What the task requires
Each record below should appear again exactly as written.

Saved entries
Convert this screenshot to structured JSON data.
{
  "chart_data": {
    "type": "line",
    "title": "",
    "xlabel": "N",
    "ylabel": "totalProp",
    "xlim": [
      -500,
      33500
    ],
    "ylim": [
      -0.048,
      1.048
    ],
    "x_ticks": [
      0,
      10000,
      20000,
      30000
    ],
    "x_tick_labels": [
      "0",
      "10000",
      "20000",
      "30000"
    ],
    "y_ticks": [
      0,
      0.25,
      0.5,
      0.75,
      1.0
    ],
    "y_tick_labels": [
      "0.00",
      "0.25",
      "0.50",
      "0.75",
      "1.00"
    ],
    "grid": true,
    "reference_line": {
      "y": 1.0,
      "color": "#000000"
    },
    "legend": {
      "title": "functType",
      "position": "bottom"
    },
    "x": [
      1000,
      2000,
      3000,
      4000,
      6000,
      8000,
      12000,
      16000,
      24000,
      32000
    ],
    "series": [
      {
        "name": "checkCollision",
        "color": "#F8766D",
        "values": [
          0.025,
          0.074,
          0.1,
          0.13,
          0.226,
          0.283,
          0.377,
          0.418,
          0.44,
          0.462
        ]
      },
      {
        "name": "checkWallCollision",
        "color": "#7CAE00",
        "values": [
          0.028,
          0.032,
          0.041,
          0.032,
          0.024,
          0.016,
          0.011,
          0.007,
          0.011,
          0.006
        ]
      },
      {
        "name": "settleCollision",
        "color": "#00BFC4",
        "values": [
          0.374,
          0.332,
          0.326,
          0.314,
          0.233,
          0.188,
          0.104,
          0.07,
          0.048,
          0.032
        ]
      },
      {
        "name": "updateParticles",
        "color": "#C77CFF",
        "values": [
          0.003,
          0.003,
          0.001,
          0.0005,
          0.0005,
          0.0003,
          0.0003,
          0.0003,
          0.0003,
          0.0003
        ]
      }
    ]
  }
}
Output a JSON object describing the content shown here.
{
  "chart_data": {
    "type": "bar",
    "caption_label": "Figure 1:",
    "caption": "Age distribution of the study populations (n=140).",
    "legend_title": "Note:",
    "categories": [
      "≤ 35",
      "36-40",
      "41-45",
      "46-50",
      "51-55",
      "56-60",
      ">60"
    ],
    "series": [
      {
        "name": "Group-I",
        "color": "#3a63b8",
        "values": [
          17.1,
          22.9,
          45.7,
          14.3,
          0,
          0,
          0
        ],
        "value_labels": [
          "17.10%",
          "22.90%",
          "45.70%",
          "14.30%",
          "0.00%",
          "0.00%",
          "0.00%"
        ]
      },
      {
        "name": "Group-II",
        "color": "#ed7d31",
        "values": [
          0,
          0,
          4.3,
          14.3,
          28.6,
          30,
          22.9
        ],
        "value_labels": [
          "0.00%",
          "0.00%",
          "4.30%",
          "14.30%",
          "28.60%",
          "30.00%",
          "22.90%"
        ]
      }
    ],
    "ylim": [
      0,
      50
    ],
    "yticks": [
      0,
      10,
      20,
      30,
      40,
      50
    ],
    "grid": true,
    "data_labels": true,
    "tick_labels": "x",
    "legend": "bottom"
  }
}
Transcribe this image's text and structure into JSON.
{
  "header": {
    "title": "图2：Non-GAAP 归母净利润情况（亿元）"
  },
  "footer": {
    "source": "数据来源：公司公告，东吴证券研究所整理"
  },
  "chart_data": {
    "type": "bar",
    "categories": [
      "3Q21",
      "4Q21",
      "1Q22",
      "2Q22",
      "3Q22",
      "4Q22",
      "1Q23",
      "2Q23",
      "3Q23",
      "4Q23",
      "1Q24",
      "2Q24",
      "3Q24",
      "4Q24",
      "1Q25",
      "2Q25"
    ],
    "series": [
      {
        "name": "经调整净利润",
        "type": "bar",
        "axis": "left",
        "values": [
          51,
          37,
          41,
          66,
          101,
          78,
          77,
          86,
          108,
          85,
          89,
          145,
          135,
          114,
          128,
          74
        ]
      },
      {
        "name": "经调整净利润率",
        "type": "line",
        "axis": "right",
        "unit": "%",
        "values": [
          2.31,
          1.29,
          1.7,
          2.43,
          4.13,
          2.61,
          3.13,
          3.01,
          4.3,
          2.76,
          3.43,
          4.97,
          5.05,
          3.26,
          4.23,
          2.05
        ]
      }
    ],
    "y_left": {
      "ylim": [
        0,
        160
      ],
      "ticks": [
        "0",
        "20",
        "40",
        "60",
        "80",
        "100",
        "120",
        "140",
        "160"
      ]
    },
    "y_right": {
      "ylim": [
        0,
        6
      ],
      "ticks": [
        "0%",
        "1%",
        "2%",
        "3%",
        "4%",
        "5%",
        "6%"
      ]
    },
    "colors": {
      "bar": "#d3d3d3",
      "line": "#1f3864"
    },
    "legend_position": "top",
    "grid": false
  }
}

Solution
Convert this screenshot to structured JSON data.
{
  "chart_data": {
    "type": "line",
    "title": "",
    "xlabel": "N",
    "ylabel": "totalProp",
    "xlim": [
      -500,
      33500
    ],
    "ylim": [
      -0.048,
      1.048
    ],
    "x_ticks": [
      0,
      10000,
      20000,
      30000
    ],
    "x_tick_labels": [
      "0",
      "10000",
      "20000",
      "30000"
    ],
    "y_ticks": [
      0,
      0.25,
      0.5,
      0.75,
      1.0
    ],
    "y_tick_labels": [
      "0.00",
      "0.25",
      "0.50",
      "0.75",
      "1.00"
    ],
    "grid": true,
    "reference_line": {
      "y": 1.0,
      "color": "#000000"
    },
    "legend": {
      "title": "functType",
      "position": "bottom"
    },
    "x": [
      1000,
      2000,
      3000,
      4000,
      6000,
      8000,
      12000,
      16000,
      24000,
      32000
    ],
    "series": [
      {
        "name": "checkCollision",
        "color": "#F8766D",
        "values": [
          0.025,
          0.074,
          0.1,
          0.13,
          0.226,
          0.283,
          0.377,
          0.418,
          0.44,
          0.462
        ]
      },
      {
        "name": "checkWallCollision",
        "color": "#7CAE00",
        "values": [
          0.028,
          0.032,
          0.041,
          0.032,
          0.024,
          0.016,
          0.011,
          0.007,
          0.011,
          0.006
        ]
      },
      {
        "name": "settleCollision",
        "color": "#00BFC4",
        "values": [
          0.374,
          0.332,
          0.326,
          0.314,
          0.233,
          0.188,
          0.104,
          0.07,
          0.048,
          0.032
        ]
      },
      {
        "name": "updateParticles",
        "color": "#C77CFF",
        "values": [
          0.003,
          0.003,
          0.001,
          0.0005,
          0.0005,
          0.0003,
          0.0003,
          0.0003,
          0.0003,
          0.0003
        ]
      }
    ]
  }
}
Output a JSON object describing the content shown here.
{
  "chart_data": {
    "type": "bar",
    "caption_label": "Figure 1:",
    "caption": "Age distribution of the study populations (n=140).",
    "legend_title": "Note:",
    "categories": [
      "≤ 35",
      "36-40",
      "41-45",
      "46-50",
      "51-55",
      "56-60",
      ">60"
    ],
    "series": [
      {
        "name": "Group-I",
        "color": "#3a63b8",
        "values": [
          17.1,
          22.9,
          45.7,
          14.3,
          0,
          0,
          0
        ],
        "value_labels": [
          "17.10%",
          "22.90%",
          "45.70%",
          "14.30%",
          "0.00%",
          "0.00%",
          "0.00%"
        ]
      },
      {
        "name": "Group-II",
        "color": "#ed7d31",
        "values": [
          0,
          0,
          4.3,
          14.3,
          28.6,
          30,
          22.9
        ],
        "value_labels": [
          "0.00%",
          "0.00%",
          "4.30%",
          "14.30%",
          "28.60%",
          "30.00%",
          "22.90%"
        ]
      }
    ],
    "ylim": [
      0,
      50
    ],
    "yticks": [
      0,
      10,
      20,
      30,
      40,
      50
    ],
    "grid": true,
    "data_labels": true,
    "tick_labels": "x",
    "legend": "bottom"
  }
}
Transcribe this image's text and structure into JSON.
{
  "header": {
    "title": "图2：Non-GAAP 归母净利润情况（亿元）"
  },
  "footer": {
    "source": "数据来源：公司公告，东吴证券研究所整理"
  },
  "chart_data": {
    "type": "bar",
    "categories": [
      "3Q21",
      "4Q21",
      "1Q22",
      "2Q22",
      "3Q22",
      "4Q22",
      "1Q23",
      "2Q23",
      "3Q23",
      "4Q23",
      "1Q24",
      "2Q24",
      "3Q24",
      "4Q24",
      "1Q25",
      "2Q25"
    ],
    "series": [
      {
        "name": "经调整净利润",
        "type": "bar",
        "axis": "left",
        "values": [
          51,
          37,
          41,
          66,
          101,
          78,
          77,
          86,
          108,
          85,
          89,
          145,
          135,
          114,
          128,
          74
        ]
      },
      {
        "name": "经调整净利润率",
        "type": "line",
        "axis": "right",
        "unit": "%",
        "values": [
          2.31,
          1.29,
          1.7,
          2.43,
          4.13,
          2.61,
          3.13,
          3.01,
          4.3,
          2.76,
          3.43,
          4.97,
          5.05,
          3.26,
          4.23,
          2.05
        ]
      }
    ],
    "y_left": {
      "ylim": [
        0,
        160
      ],
      "ticks": [
        "0",
        "20",
        "40",
        "60",
        "80",
        "100",
        "120",
        "140",
        "160"
      ]
    },
    "y_right": {
      "ylim": [
        0,
        6
      ],
      "ticks": [
        "0%",
        "1%",
        "2%",
        "3%",
        "4%",
        "5%",
        "6%"
      ]
    },
    "colors": {
      "bar": "#d3d3d3",
      "line": "#1f3864"
    },
    "legend_position": "top",
    "grid": false
  }
}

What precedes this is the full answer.